Figure record extracts:
------------------------------------------------------------------------

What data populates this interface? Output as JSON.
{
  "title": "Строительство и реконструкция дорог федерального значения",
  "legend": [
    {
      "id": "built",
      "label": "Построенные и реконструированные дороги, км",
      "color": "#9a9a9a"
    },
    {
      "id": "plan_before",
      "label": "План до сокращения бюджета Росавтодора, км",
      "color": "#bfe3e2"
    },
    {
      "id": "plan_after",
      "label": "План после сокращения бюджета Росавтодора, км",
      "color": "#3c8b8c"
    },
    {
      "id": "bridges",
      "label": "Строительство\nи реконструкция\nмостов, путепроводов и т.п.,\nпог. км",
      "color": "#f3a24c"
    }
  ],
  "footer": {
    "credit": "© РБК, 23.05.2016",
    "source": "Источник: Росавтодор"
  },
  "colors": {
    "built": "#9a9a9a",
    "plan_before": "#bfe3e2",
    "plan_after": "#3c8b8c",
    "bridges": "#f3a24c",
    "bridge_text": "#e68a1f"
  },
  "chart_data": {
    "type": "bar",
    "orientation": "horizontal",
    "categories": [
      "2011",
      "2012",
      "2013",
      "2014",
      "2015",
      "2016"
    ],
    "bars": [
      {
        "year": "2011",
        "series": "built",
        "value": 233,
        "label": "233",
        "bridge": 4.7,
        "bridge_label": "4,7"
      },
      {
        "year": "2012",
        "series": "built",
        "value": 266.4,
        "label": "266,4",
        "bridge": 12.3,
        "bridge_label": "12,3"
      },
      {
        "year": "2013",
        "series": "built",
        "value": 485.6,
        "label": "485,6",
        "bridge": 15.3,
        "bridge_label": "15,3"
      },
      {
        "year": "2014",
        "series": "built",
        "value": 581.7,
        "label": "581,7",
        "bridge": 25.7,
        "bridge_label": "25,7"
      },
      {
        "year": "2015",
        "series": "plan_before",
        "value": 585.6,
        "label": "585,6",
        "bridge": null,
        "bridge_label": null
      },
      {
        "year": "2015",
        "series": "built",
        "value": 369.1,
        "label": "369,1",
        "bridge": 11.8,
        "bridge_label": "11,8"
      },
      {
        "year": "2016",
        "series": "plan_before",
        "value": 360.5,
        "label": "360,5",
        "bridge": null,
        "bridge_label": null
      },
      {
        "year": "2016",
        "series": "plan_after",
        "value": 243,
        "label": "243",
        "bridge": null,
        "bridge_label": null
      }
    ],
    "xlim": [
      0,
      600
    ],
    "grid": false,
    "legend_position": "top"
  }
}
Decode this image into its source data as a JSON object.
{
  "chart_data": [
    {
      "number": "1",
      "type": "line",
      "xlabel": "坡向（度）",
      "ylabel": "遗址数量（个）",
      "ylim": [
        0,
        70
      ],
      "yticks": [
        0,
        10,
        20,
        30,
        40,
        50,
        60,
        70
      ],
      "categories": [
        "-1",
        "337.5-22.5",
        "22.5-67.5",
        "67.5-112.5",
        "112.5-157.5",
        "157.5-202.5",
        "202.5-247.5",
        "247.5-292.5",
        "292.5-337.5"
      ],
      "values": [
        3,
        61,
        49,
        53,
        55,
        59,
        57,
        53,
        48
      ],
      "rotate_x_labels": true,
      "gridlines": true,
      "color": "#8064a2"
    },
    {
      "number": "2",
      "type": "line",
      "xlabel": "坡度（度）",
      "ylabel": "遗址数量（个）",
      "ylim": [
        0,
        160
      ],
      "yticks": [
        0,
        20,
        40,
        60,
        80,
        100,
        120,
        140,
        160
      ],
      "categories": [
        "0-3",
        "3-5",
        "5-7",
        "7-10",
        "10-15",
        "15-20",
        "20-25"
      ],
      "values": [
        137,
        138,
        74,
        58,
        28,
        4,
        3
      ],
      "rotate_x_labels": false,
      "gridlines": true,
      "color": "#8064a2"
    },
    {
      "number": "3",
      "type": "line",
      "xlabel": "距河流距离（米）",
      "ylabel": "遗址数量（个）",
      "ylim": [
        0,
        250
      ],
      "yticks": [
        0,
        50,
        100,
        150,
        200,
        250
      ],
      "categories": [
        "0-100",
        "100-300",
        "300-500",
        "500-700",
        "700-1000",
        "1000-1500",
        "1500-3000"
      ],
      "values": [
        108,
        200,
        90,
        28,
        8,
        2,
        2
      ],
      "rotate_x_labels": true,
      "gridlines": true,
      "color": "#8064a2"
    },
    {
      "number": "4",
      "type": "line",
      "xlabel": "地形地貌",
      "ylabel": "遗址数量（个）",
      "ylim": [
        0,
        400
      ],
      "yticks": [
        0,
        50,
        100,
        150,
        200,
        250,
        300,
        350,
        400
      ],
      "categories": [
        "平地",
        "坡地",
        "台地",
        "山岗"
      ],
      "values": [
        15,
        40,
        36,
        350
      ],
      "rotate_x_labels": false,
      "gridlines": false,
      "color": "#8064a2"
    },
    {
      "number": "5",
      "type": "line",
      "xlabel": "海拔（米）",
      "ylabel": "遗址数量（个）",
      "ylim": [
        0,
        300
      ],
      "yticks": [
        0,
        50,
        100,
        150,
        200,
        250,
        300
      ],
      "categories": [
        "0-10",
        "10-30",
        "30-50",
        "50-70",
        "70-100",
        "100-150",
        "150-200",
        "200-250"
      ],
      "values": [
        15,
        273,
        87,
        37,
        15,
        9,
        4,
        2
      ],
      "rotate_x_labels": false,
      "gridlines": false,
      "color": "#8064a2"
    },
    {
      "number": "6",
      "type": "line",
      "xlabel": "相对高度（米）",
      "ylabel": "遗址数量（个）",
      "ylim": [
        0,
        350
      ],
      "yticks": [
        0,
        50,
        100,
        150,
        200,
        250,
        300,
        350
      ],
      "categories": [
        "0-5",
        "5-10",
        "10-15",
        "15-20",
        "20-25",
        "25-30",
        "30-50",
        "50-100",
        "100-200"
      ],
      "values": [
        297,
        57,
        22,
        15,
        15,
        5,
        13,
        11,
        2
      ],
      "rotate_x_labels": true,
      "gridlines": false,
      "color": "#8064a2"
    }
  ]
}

------------------------------------------------------------------------

■ Prompt ■
Your task is to give the records above again, exactly.

■ Task solution ■
What data populates this interface? Output as JSON.
{
  "title": "Строительство и реконструкция дорог федерального значения",
  "legend": [
    {
      "id": "built",
      "label": "Построенные и реконструированные дороги, км",
      "color": "#9a9a9a"
    },
    {
      "id": "plan_before",
      "label": "План до сокращения бюджета Росавтодора, км",
      "color": "#bfe3e2"
    },
    {
      "id": "plan_after",
      "label": "План после сокращения бюджета Росавтодора, км",
      "color": "#3c8b8c"
    },
    {
      "id": "bridges",
      "label": "Строительство\nи реконструкция\nмостов, путепроводов и т.п.,\nпог. км",
      "color": "#f3a24c"
    }
  ],
  "footer": {
    "credit": "© РБК, 23.05.2016",
    "source": "Источник: Росавтодор"
  },
  "colors": {
    "built": "#9a9a9a",
    "plan_before": "#bfe3e2",
    "plan_after": "#3c8b8c",
    "bridges": "#f3a24c",
    "bridge_text": "#e68a1f"
  },
  "chart_data": {
    "type": "bar",
    "orientation": "horizontal",
    "categories": [
      "2011",
      "2012",
      "2013",
      "2014",
      "2015",
      "2016"
    ],
    "bars": [
      {
        "year": "2011",
        "series": "built",
        "value": 233,
        "label": "233",
        "bridge": 4.7,
        "bridge_label": "4,7"
      },
      {
        "year": "2012",
        "series": "built",
        "value": 266.4,
        "label": "266,4",
        "bridge": 12.3,
        "bridge_label": "12,3"
      },
      {
        "year": "2013",
        "series": "built",
        "value": 485.6,
        "label": "485,6",
        "bridge": 15.3,
        "bridge_label": "15,3"
      },
      {
        "year": "2014",
        "series": "built",
        "value": 581.7,
        "label": "581,7",
        "bridge": 25.7,
        "bridge_label": "25,7"
      },
      {
        "year": "2015",
        "series": "plan_before",
        "value": 585.6,
        "label": "585,6",
        "bridge": null,
        "bridge_label": null
      },
      {
        "year": "2015",
        "series": "built",
        "value": 369.1,
        "label": "369,1",
        "bridge": 11.8,
        "bridge_label": "11,8"
      },
      {
        "year": "2016",
        "series": "plan_before",
        "value": 360.5,
        "label": "360,5",
        "bridge": null,
        "bridge_label": null
      },
      {
        "year": "2016",
        "series": "plan_after",
        "value": 243,
        "label": "243",
        "bridge": null,
        "bridge_label": null
      }
    ],
    "xlim": [
      0,
      600
    ],
    "grid": false,
    "legend_position": "top"
  }
}
Decode this image into its source data as a JSON object.
{
  "chart_data": [
    {
      "number": "1",
      "type": "line",
      "xlabel": "坡向（度）",
      "ylabel": "遗址数量（个）",
      "ylim": [
        0,
        70
      ],
      "yticks": [
        0,
        10,
        20,
        30,
        40,
        50,
        60,
        70
      ],
      "categories": [
        "-1",
        "337.5-22.5",
        "22.5-67.5",
        "67.5-112.5",
        "112.5-157.5",
        "157.5-202.5",
        "202.5-247.5",
        "247.5-292.5",
        "292.5-337.5"
      ],
      "values": [
        3,
        61,
        49,
        53,
        55,
        59,
        57,
        53,
        48
      ],
      "rotate_x_labels": true,
      "gridlines": true,
      "color": "#8064a2"
    },
    {
      "number": "2",
      "type": "line",
      "xlabel": "坡度（度）",
      "ylabel": "遗址数量（个）",
      "ylim": [
        0,
        160
      ],
      "yticks": [
        0,
        20,
        40,
        60,
        80,
        100,
        120,
        140,
        160
      ],
      "categories": [
        "0-3",
        "3-5",
        "5-7",
        "7-10",
        "10-15",
        "15-20",
        "20-25"
      ],
      "values": [
        137,
        138,
        74,
        58,
        28,
        4,
        3
      ],
      "rotate_x_labels": false,
      "gridlines": true,
      "color": "#8064a2"
    },
    {
      "number": "3",
      "type": "line",
      "xlabel": "距河流距离（米）",
      "ylabel": "遗址数量（个）",
      "ylim": [
        0,
        250
      ],
      "yticks": [
        0,
        50,
        100,
        150,
        200,
        250
      ],
      "categories": [
        "0-100",
        "100-300",
        "300-500",
        "500-700",
        "700-1000",
        "1000-1500",
        "1500-3000"
      ],
      "values": [
        108,
        200,
        90,
        28,
        8,
        2,
        2
      ],
      "rotate_x_labels": true,
      "gridlines": true,
      "color": "#8064a2"
    },
    {
      "number": "4",
      "type": "line",
      "xlabel": "地形地貌",
      "ylabel": "遗址数量（个）",
      "ylim": [
        0,
        400
      ],
      "yticks": [
        0,
        50,
        100,
        150,
        200,
        250,
        300,
        350,
        400
      ],
      "categories": [
        "平地",
        "坡地",
        "台地",
        "山岗"
      ],
      "values": [
        15,
        40,
        36,
        350
      ],
      "rotate_x_labels": false,
      "gridlines": false,
      "color": "#8064a2"
    },
    {
      "number": "5",
      "type": "line",
      "xlabel": "海拔（米）",
      "ylabel": "遗址数量（个）",
      "ylim": [
        0,
        300
      ],
      "yticks": [
        0,
        50,
        100,
        150,
        200,
        250,
        300
      ],
      "categories": [
        "0-10",
        "10-30",
        "30-50",
        "50-70",
        "70-100",
        "100-150",
        "150-200",
        "200-250"
      ],
      "values": [
        15,
        273,
        87,
        37,
        15,
        9,
        4,
        2
      ],
      "rotate_x_labels": false,
      "gridlines": false,
      "color": "#8064a2"
    },
    {
      "number": "6",
      "type": "line",
      "xlabel": "相对高度（米）",
      "ylabel": "遗址数量（个）",
      "ylim": [
        0,
        350
      ],
      "yticks": [
        0,
        50,
        100,
        150,
        200,
        250,
        300,
        350
      ],
      "categories": [
        "0-5",
        "5-10",
        "10-15",
        "15-20",
        "20-25",
        "25-30",
        "30-50",
        "50-100",
        "100-200"
      ],
      "values": [
        297,
        57,
        22,
        15,
        15,
        5,
        13,
        11,
        2
      ],
      "rotate_x_labels": true,
      "gridlines": false,
      "color": "#8064a2"
    }
  ]
}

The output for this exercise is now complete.